Exercise directions.
Below are some records. Copy every line in them that holds "works".

>> begin Extracted entries

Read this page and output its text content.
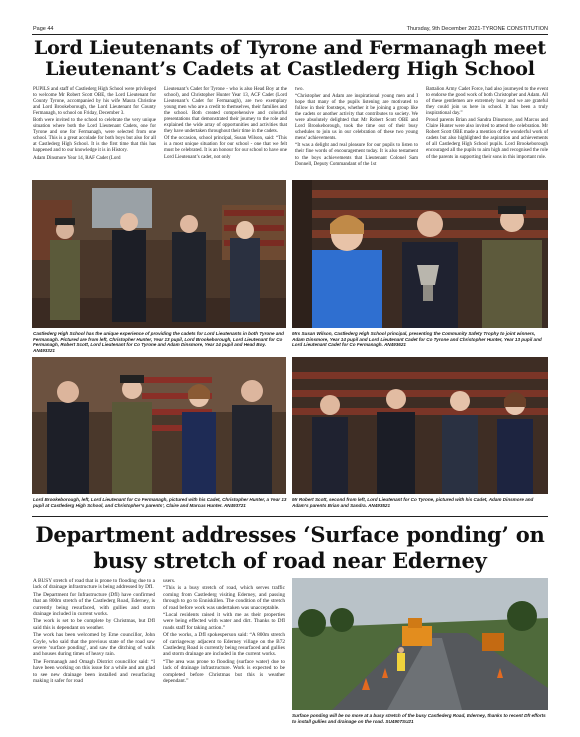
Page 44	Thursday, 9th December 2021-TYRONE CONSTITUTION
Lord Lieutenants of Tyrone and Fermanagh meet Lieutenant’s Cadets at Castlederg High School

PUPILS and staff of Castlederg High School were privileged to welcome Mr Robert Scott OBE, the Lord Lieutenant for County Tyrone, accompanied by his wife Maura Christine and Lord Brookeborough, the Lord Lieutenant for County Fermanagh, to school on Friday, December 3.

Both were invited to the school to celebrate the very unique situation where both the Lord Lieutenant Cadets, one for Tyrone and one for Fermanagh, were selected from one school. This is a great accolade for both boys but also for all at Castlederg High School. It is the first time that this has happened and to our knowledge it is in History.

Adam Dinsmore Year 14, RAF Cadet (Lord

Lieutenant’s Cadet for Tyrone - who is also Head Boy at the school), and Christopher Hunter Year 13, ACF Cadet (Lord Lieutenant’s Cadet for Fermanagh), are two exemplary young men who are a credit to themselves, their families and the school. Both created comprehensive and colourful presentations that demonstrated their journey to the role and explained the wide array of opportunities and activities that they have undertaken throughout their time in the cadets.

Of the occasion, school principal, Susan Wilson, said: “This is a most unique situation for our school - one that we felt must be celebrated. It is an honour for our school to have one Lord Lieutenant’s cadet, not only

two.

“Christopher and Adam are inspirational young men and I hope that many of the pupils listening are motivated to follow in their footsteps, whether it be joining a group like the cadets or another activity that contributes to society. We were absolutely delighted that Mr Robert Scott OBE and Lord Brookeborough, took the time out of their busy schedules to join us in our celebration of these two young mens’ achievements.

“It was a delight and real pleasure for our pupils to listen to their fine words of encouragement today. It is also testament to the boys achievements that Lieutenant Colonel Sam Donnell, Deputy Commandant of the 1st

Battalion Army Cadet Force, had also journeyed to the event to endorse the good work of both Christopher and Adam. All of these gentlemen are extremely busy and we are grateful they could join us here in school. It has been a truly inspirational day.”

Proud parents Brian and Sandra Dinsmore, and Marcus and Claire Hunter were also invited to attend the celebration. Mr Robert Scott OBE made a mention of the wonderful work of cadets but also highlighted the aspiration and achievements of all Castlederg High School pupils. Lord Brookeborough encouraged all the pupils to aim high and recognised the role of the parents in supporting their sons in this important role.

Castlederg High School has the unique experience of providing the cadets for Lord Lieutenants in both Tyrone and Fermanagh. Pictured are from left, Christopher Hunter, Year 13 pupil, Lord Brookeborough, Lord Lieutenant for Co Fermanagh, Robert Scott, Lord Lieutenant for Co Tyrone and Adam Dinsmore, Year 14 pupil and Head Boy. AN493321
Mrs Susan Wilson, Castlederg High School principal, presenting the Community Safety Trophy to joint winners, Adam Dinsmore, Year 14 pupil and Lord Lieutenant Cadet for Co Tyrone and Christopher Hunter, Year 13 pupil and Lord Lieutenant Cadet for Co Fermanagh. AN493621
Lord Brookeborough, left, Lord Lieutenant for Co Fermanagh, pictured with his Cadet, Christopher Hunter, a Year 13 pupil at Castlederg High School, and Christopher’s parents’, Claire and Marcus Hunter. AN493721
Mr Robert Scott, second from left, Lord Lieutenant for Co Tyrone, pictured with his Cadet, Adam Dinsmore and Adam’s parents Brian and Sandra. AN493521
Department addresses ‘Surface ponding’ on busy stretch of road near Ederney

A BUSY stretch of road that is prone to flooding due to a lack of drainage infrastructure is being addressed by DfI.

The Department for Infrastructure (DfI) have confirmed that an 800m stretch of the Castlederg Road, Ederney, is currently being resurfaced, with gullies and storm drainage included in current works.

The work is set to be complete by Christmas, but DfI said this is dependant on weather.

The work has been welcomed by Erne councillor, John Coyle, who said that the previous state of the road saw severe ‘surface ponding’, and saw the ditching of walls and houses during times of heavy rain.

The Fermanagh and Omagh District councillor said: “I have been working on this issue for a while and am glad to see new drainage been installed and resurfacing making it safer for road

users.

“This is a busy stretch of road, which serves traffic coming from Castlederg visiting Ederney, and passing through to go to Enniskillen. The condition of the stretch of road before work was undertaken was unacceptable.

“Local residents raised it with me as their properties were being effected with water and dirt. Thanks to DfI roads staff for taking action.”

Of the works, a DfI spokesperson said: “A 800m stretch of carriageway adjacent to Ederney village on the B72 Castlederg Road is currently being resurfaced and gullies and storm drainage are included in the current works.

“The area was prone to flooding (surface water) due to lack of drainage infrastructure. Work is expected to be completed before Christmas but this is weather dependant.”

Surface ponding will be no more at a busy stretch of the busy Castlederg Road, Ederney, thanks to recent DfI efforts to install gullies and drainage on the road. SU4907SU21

>> end Extracted entries

Final answer.
The Department for Infrastructure (DfI) have confirmed that an 800m stretch of the Castlederg Road, Ederney, is currently being resurfaced, with gullies and storm drainage included in current works.
Of the works, a DfI spokesperson said: “A 800m stretch of carriageway adjacent to Ederney village on the B72 Castlederg Road is currently being resurfaced and gullies and storm drainage are included in the current works.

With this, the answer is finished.